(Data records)
+++
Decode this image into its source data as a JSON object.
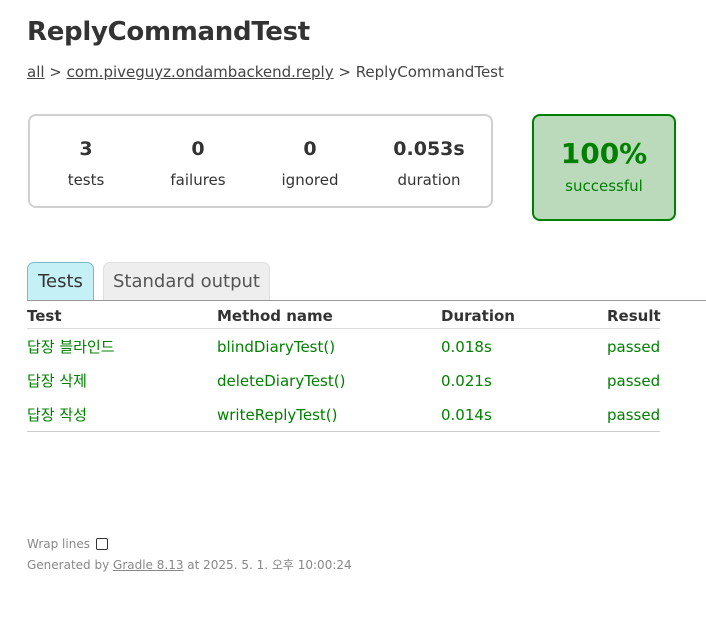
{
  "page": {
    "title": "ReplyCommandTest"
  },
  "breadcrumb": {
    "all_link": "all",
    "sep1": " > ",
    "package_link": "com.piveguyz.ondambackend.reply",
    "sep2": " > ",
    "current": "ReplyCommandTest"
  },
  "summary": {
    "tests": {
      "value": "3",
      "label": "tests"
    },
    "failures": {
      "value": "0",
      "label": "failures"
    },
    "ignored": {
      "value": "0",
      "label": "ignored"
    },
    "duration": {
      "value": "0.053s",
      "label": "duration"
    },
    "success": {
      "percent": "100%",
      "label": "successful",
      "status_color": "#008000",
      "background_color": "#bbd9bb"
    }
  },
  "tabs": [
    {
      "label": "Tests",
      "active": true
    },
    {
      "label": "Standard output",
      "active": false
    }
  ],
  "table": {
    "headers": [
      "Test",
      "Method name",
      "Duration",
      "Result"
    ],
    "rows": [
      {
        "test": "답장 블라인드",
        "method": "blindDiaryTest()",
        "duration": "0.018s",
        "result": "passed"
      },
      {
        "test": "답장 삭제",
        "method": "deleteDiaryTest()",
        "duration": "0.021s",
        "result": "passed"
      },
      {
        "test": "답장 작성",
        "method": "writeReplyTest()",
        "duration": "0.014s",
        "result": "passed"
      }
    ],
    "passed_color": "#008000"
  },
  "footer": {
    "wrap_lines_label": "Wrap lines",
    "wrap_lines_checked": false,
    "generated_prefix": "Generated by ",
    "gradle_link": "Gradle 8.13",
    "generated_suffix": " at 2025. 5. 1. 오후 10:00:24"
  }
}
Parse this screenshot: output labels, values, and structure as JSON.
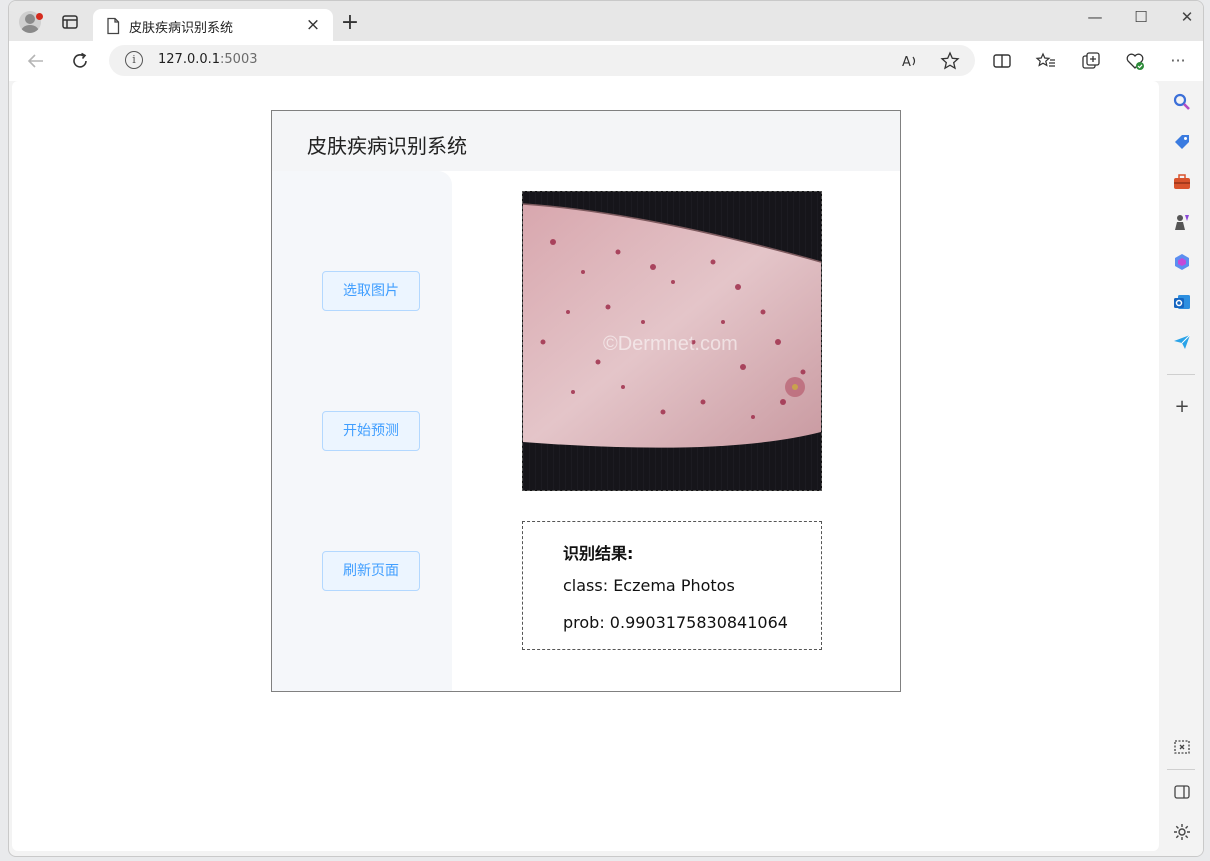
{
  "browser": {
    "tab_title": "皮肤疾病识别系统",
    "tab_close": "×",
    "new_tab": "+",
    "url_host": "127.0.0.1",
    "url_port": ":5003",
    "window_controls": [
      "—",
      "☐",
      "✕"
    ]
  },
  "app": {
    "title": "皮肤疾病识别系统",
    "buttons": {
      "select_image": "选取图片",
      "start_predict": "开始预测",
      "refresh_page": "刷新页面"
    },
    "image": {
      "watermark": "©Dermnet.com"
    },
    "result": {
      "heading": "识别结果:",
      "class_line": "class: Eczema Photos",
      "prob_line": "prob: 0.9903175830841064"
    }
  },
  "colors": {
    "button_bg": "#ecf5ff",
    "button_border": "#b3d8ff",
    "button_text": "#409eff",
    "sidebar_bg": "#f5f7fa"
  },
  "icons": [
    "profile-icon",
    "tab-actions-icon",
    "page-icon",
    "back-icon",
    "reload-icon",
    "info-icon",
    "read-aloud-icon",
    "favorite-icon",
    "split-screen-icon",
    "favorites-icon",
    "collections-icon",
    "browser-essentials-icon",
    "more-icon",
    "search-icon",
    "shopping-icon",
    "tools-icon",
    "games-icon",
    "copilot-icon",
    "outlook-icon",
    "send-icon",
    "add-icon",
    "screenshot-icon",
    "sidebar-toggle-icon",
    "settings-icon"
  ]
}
+++
> [TASK OBJECTIVE]: Reproduce the entries above without change, omitting all pictures.

> [REPLY TO THE TASK]:
Decode this image into its source data as a JSON object.
{
  "page": {
    "title": "ReplyCommandTest"
  },
  "breadcrumb": {
    "all_link": "all",
    "sep1": " > ",
    "package_link": "com.piveguyz.ondambackend.reply",
    "sep2": " > ",
    "current": "ReplyCommandTest"
  },
  "summary": {
    "tests": {
      "value": "3",
      "label": "tests"
    },
    "failures": {
      "value": "0",
      "label": "failures"
    },
    "ignored": {
      "value": "0",
      "label": "ignored"
    },
    "duration": {
      "value": "0.053s",
      "label": "duration"
    },
    "success": {
      "percent": "100%",
      "label": "successful",
      "status_color": "#008000",
      "background_color": "#bbd9bb"
    }
  },
  "tabs": [
    {
      "label": "Tests",
      "active": true
    },
    {
      "label": "Standard output",
      "active": false
    }
  ],
  "table": {
    "headers": [
      "Test",
      "Method name",
      "Duration",
      "Result"
    ],
    "rows": [
      {
        "test": "답장 블라인드",
        "method": "blindDiaryTest()",
        "duration": "0.018s",
        "result": "passed"
      },
      {
        "test": "답장 삭제",
        "method": "deleteDiaryTest()",
        "duration": "0.021s",
        "result": "passed"
      },
      {
        "test": "답장 작성",
        "method": "writeReplyTest()",
        "duration": "0.014s",
        "result": "passed"
      }
    ],
    "passed_color": "#008000"
  },
  "footer": {
    "wrap_lines_label": "Wrap lines",
    "wrap_lines_checked": false,
    "generated_prefix": "Generated by ",
    "gradle_link": "Gradle 8.13",
    "generated_suffix": " at 2025. 5. 1. 오후 10:00:24"
  }
}
Parse this screenshot: output labels, values, and structure as JSON.
{
  "browser": {
    "tab_title": "皮肤疾病识别系统",
    "tab_close": "×",
    "new_tab": "+",
    "url_host": "127.0.0.1",
    "url_port": ":5003",
    "window_controls": [
      "—",
      "☐",
      "✕"
    ]
  },
  "app": {
    "title": "皮肤疾病识别系统",
    "buttons": {
      "select_image": "选取图片",
      "start_predict": "开始预测",
      "refresh_page": "刷新页面"
    },
    "image": {
      "watermark": "©Dermnet.com"
    },
    "result": {
      "heading": "识别结果:",
      "class_line": "class: Eczema Photos",
      "prob_line": "prob: 0.9903175830841064"
    }
  },
  "colors": {
    "button_bg": "#ecf5ff",
    "button_border": "#b3d8ff",
    "button_text": "#409eff",
    "sidebar_bg": "#f5f7fa"
  },
  "icons": [
    "profile-icon",
    "tab-actions-icon",
    "page-icon",
    "back-icon",
    "reload-icon",
    "info-icon",
    "read-aloud-icon",
    "favorite-icon",
    "split-screen-icon",
    "favorites-icon",
    "collections-icon",
    "browser-essentials-icon",
    "more-icon",
    "search-icon",
    "shopping-icon",
    "tools-icon",
    "games-icon",
    "copilot-icon",
    "outlook-icon",
    "send-icon",
    "add-icon",
    "screenshot-icon",
    "sidebar-toggle-icon",
    "settings-icon"
  ]
}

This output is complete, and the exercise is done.